● TASK INPUTS:
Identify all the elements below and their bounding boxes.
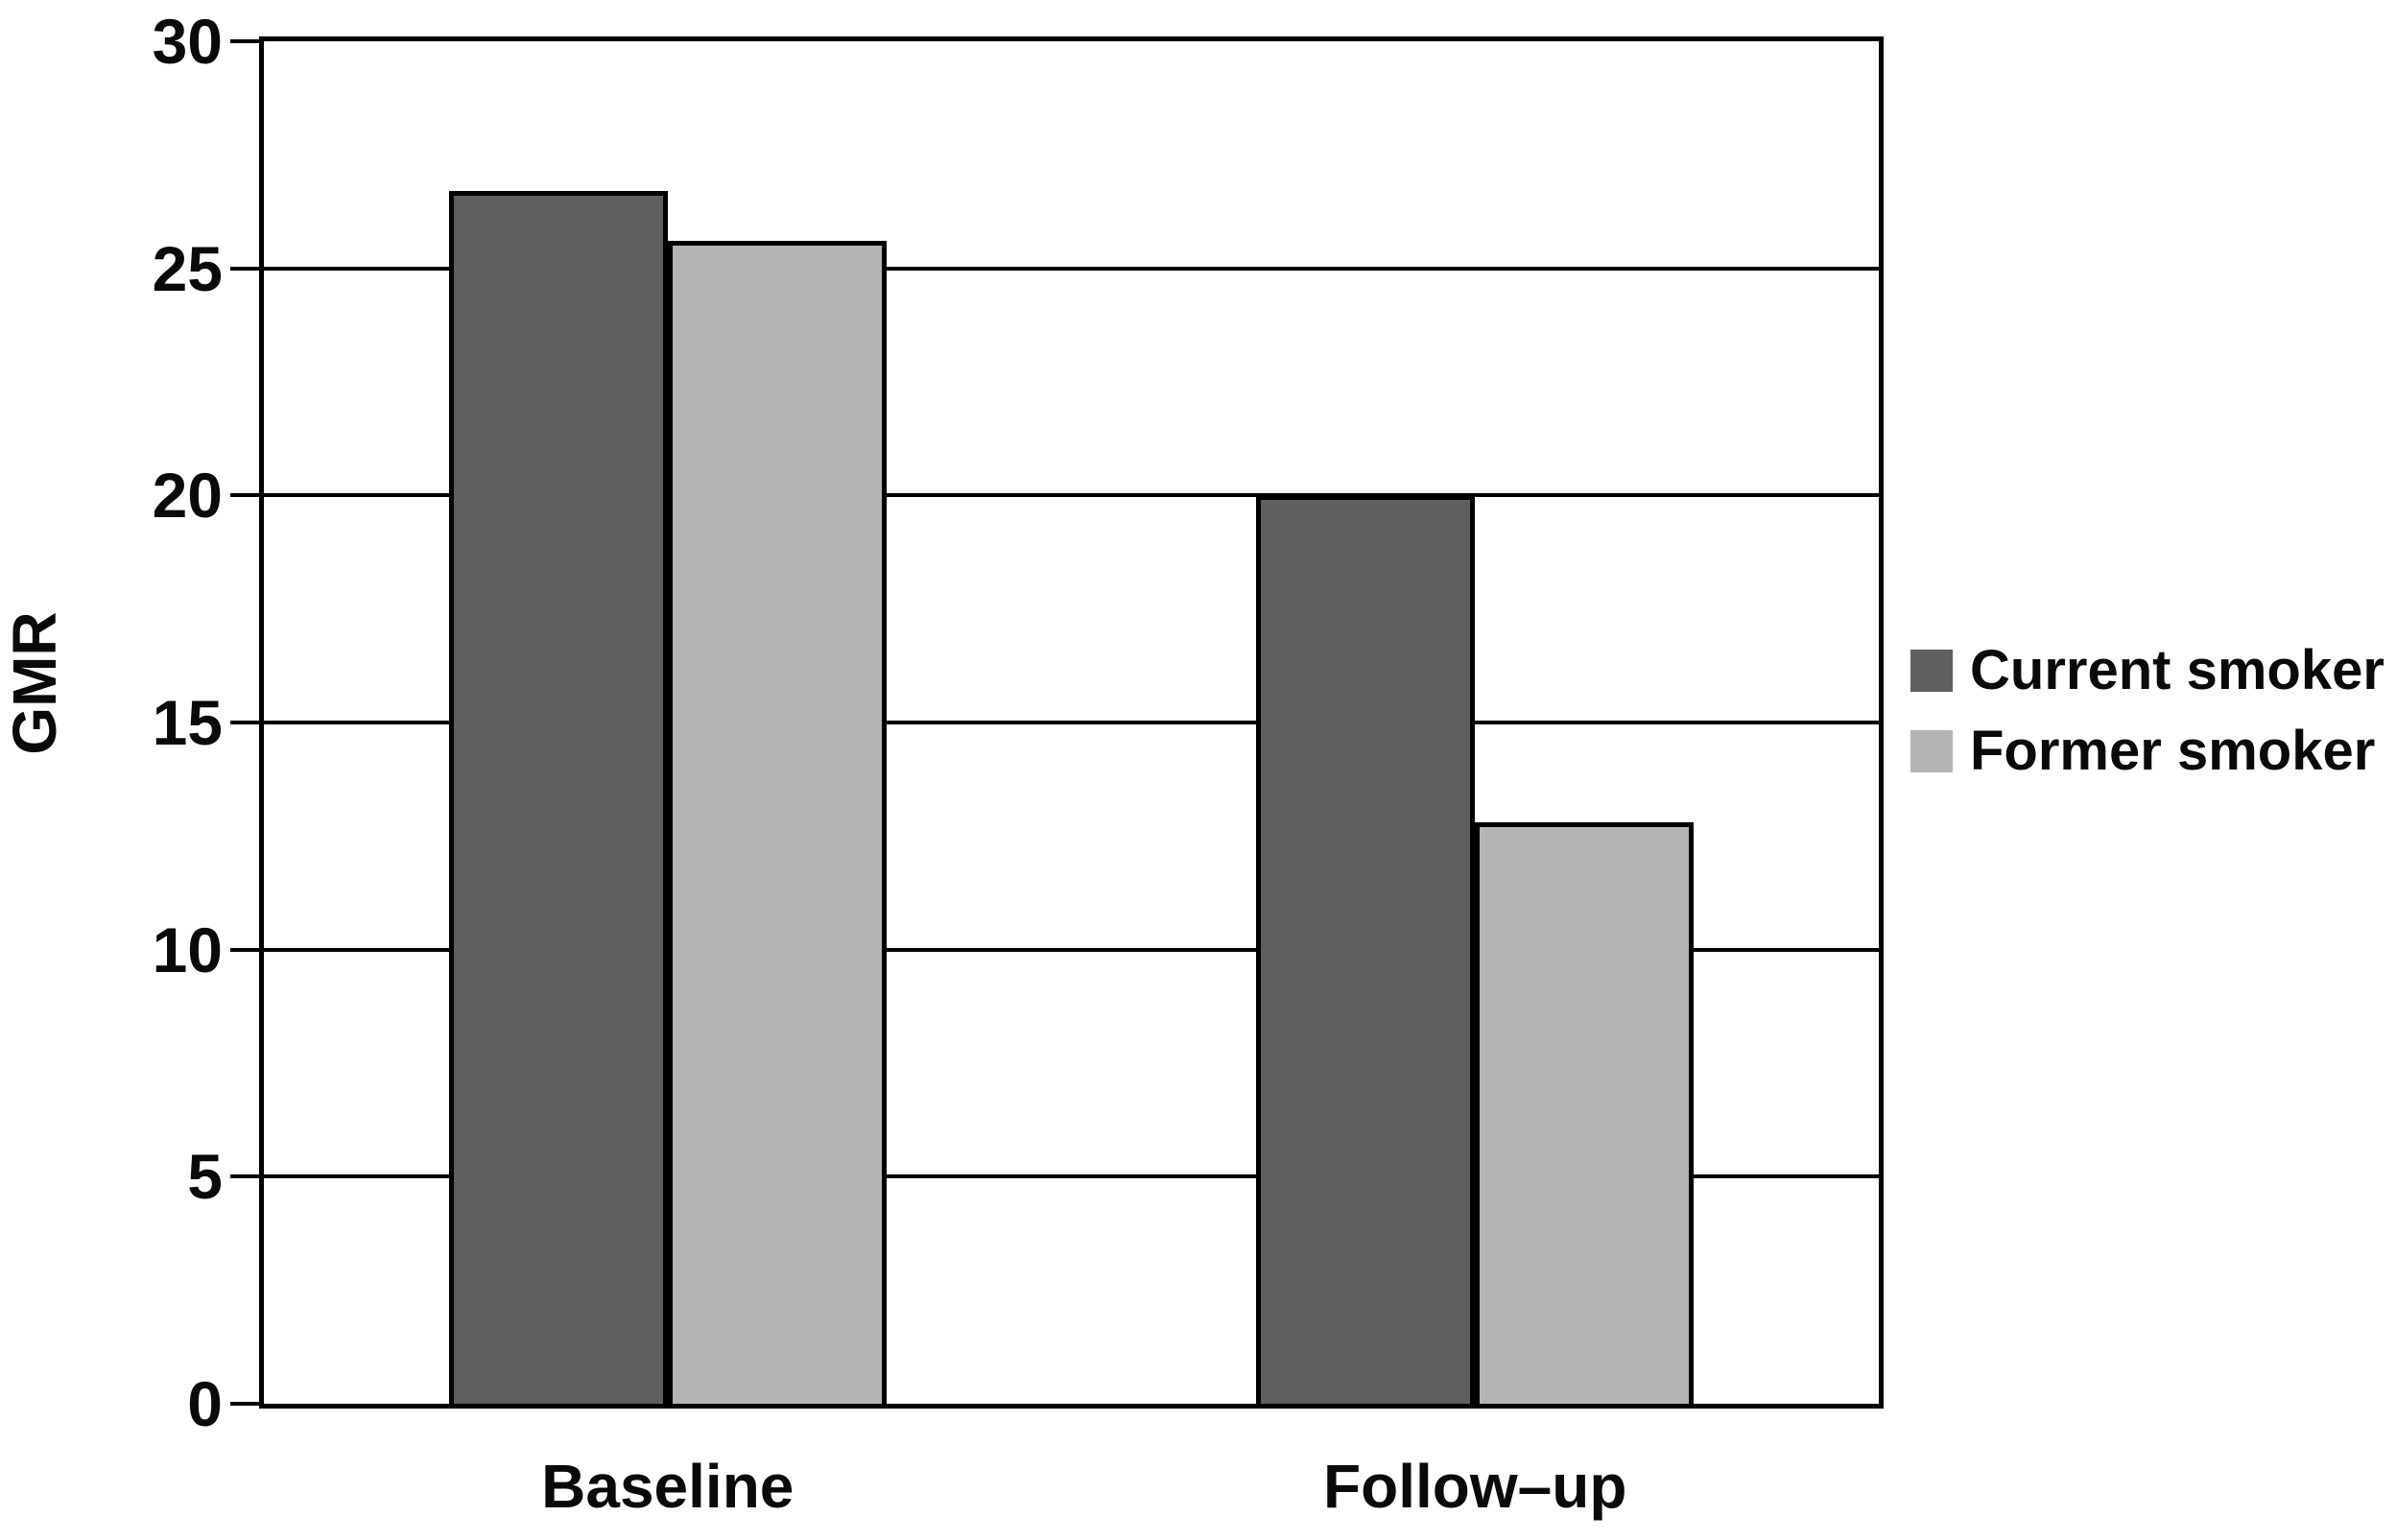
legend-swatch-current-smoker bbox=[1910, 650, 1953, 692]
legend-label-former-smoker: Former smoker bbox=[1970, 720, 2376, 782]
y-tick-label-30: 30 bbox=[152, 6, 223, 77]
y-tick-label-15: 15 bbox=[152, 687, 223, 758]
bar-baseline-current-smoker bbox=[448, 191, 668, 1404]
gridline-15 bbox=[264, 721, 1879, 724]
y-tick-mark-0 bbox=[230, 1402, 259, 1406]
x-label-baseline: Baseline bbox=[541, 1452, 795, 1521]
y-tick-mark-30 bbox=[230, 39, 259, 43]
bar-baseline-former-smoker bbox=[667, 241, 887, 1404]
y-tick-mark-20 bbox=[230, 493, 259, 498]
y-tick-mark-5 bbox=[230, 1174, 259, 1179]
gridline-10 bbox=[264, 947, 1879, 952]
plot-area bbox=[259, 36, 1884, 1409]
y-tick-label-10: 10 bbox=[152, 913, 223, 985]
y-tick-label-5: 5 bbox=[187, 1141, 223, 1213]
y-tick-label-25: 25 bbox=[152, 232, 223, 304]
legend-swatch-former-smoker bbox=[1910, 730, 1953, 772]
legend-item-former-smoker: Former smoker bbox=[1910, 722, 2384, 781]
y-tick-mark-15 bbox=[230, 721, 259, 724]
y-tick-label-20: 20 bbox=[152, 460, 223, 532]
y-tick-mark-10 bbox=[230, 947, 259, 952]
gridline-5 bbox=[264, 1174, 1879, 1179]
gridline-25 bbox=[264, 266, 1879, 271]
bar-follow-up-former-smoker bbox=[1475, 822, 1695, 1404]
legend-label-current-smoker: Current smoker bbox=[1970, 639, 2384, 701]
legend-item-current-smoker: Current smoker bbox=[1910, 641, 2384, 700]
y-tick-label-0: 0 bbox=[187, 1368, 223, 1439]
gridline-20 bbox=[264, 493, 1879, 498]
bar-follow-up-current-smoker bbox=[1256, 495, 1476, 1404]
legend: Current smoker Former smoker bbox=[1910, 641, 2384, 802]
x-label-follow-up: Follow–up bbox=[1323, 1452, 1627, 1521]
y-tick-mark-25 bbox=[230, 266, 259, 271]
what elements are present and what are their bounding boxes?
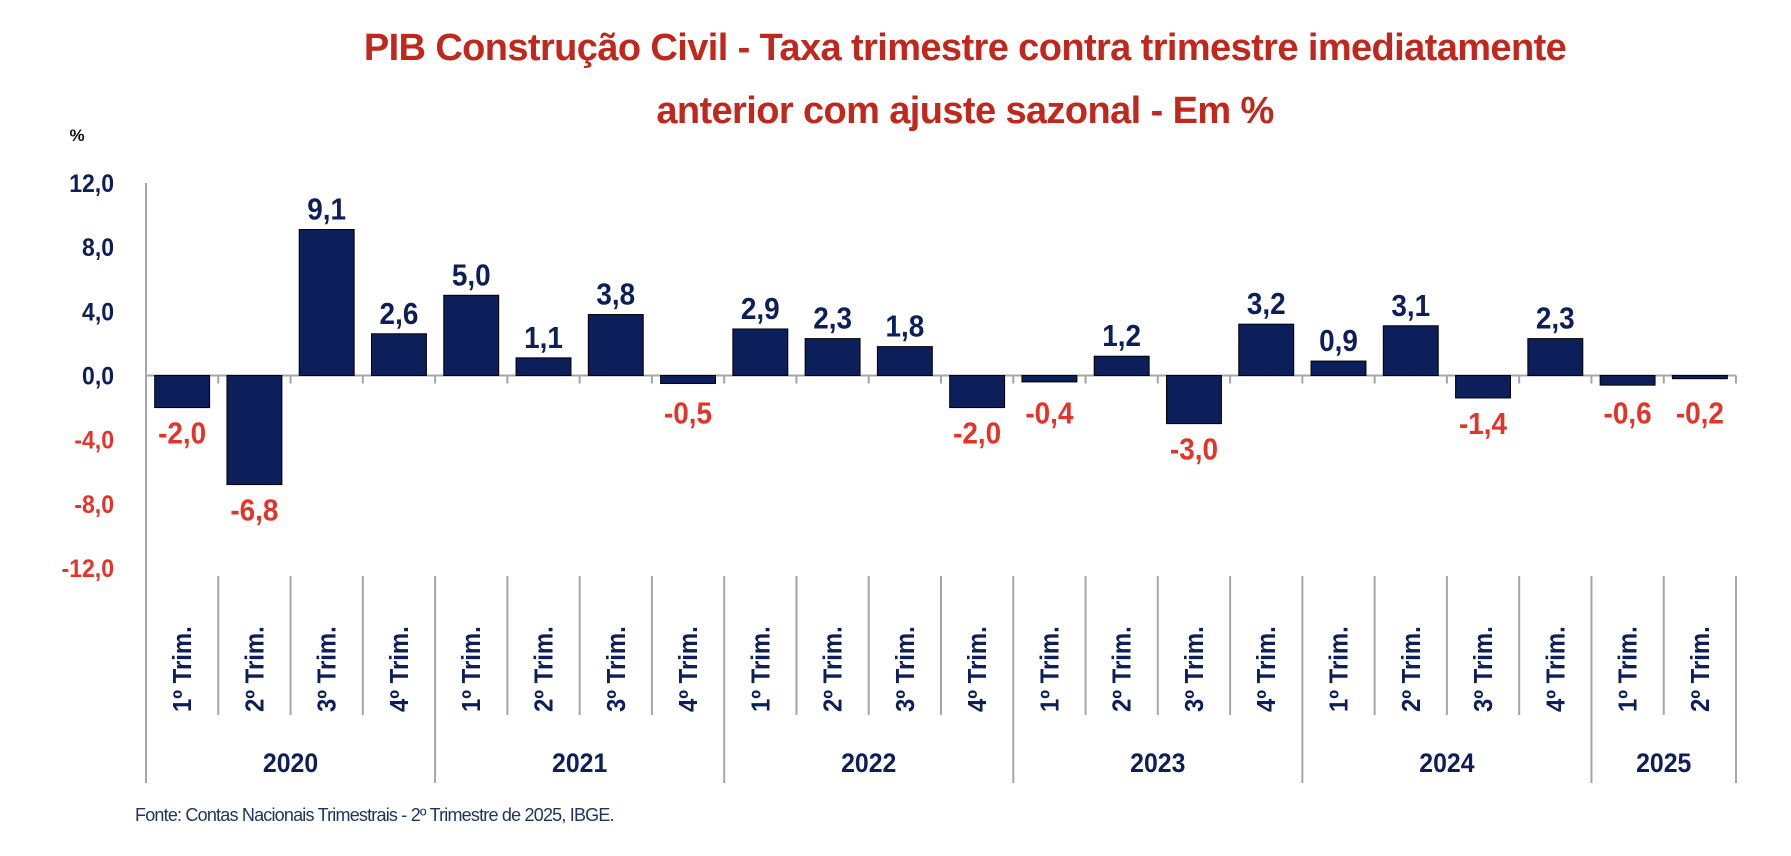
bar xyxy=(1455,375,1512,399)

● THE TASK:
Repeat the data above line for line, leaving out the pictures.

● EXERCISE RESPONSE:
Identify all the elements below and their bounding boxes.
legend-swatch-current-smoker bbox=[1910, 650, 1953, 692]
legend-label-former-smoker: Former smoker bbox=[1970, 720, 2376, 782]
y-tick-label-30: 30 bbox=[152, 6, 223, 77]
y-tick-label-15: 15 bbox=[152, 687, 223, 758]
bar-baseline-current-smoker bbox=[448, 191, 668, 1404]
gridline-15 bbox=[264, 721, 1879, 724]
y-tick-mark-0 bbox=[230, 1402, 259, 1406]
x-label-baseline: Baseline bbox=[541, 1452, 795, 1521]
y-tick-mark-30 bbox=[230, 39, 259, 43]
bar-baseline-former-smoker bbox=[667, 241, 887, 1404]
y-tick-mark-20 bbox=[230, 493, 259, 498]
y-tick-mark-5 bbox=[230, 1174, 259, 1179]
gridline-10 bbox=[264, 947, 1879, 952]
plot-area bbox=[259, 36, 1884, 1409]
y-tick-label-10: 10 bbox=[152, 913, 223, 985]
y-tick-label-5: 5 bbox=[187, 1141, 223, 1213]
y-tick-label-25: 25 bbox=[152, 232, 223, 304]
legend-swatch-former-smoker bbox=[1910, 730, 1953, 772]
legend-item-former-smoker: Former smoker bbox=[1910, 722, 2384, 781]
y-tick-mark-15 bbox=[230, 721, 259, 724]
y-tick-label-20: 20 bbox=[152, 460, 223, 532]
y-tick-mark-10 bbox=[230, 947, 259, 952]
gridline-5 bbox=[264, 1174, 1879, 1179]
gridline-25 bbox=[264, 266, 1879, 271]
bar-follow-up-former-smoker bbox=[1475, 822, 1695, 1404]
legend-label-current-smoker: Current smoker bbox=[1970, 639, 2384, 701]
legend-item-current-smoker: Current smoker bbox=[1910, 641, 2384, 700]
y-tick-label-0: 0 bbox=[187, 1368, 223, 1439]
gridline-20 bbox=[264, 493, 1879, 498]
bar-follow-up-current-smoker bbox=[1256, 495, 1476, 1404]
legend: Current smoker Former smoker bbox=[1910, 641, 2384, 802]
x-label-follow-up: Follow–up bbox=[1323, 1452, 1627, 1521]
y-tick-mark-25 bbox=[230, 266, 259, 271]
what elements are present and what are their bounding boxes?
bar xyxy=(1455,375,1512,399)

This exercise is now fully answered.